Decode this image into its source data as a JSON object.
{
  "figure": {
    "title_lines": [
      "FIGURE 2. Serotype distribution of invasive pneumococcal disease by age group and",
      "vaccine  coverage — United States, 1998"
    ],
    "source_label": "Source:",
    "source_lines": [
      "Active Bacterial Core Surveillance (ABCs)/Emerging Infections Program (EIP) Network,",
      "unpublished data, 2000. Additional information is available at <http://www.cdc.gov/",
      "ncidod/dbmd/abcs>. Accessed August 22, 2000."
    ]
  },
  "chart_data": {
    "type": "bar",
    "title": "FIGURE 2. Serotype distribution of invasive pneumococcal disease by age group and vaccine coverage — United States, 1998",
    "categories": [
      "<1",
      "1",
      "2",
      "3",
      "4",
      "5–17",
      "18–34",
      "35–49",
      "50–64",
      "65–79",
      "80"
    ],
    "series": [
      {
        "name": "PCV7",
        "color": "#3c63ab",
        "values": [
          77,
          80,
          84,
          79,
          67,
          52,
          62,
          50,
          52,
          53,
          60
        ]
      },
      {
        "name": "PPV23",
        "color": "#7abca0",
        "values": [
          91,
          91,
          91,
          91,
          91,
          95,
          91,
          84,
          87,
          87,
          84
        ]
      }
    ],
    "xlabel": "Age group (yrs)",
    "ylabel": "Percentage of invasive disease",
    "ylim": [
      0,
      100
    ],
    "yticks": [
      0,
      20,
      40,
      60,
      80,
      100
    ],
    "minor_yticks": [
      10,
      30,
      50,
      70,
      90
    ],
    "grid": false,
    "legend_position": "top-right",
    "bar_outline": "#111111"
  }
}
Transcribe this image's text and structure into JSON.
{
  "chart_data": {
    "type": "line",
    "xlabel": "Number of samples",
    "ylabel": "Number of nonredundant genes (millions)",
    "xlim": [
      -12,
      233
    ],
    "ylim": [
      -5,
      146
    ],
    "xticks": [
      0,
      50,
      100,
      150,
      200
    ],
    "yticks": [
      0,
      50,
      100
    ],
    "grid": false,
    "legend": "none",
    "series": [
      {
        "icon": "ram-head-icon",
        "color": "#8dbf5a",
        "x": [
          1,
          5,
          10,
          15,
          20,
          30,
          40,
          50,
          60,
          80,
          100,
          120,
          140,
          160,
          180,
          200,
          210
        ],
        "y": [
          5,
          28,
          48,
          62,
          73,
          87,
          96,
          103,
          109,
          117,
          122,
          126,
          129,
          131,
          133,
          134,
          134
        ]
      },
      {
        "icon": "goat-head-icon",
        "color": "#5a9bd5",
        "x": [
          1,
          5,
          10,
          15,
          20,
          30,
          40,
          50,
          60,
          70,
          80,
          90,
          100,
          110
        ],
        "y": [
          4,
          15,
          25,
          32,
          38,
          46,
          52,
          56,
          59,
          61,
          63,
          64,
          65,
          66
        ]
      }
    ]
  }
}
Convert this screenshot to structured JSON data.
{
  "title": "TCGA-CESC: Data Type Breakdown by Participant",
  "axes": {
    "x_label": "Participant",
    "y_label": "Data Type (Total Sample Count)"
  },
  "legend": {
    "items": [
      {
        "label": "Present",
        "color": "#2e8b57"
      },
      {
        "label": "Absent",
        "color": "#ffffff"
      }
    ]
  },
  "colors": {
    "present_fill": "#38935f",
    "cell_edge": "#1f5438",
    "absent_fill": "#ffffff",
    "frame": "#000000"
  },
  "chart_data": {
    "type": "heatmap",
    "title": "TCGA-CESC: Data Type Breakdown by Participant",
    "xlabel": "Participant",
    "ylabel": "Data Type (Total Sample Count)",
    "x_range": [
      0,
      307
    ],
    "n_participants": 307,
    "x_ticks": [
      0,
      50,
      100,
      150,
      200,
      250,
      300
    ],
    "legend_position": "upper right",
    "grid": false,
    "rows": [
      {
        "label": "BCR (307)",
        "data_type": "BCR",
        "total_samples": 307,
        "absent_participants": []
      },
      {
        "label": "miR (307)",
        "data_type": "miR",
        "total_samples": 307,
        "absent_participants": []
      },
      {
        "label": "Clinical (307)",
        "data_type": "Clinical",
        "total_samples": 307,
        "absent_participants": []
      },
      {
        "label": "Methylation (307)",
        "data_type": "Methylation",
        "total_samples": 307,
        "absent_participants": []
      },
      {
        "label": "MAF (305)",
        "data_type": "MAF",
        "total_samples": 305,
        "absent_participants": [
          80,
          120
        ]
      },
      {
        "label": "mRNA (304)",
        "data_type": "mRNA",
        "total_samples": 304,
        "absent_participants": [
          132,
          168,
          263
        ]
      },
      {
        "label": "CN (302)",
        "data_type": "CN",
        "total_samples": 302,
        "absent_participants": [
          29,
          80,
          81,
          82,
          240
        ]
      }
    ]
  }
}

· · ·

● What to work on
Lines holding the word "this" in the entries above are the ones to pull out. Copy them all.

● Solution to the exercise
Decode this image into its source data as a JSON object.
Transcribe this image's text and structure into JSON.
Convert this screenshot to structured JSON data.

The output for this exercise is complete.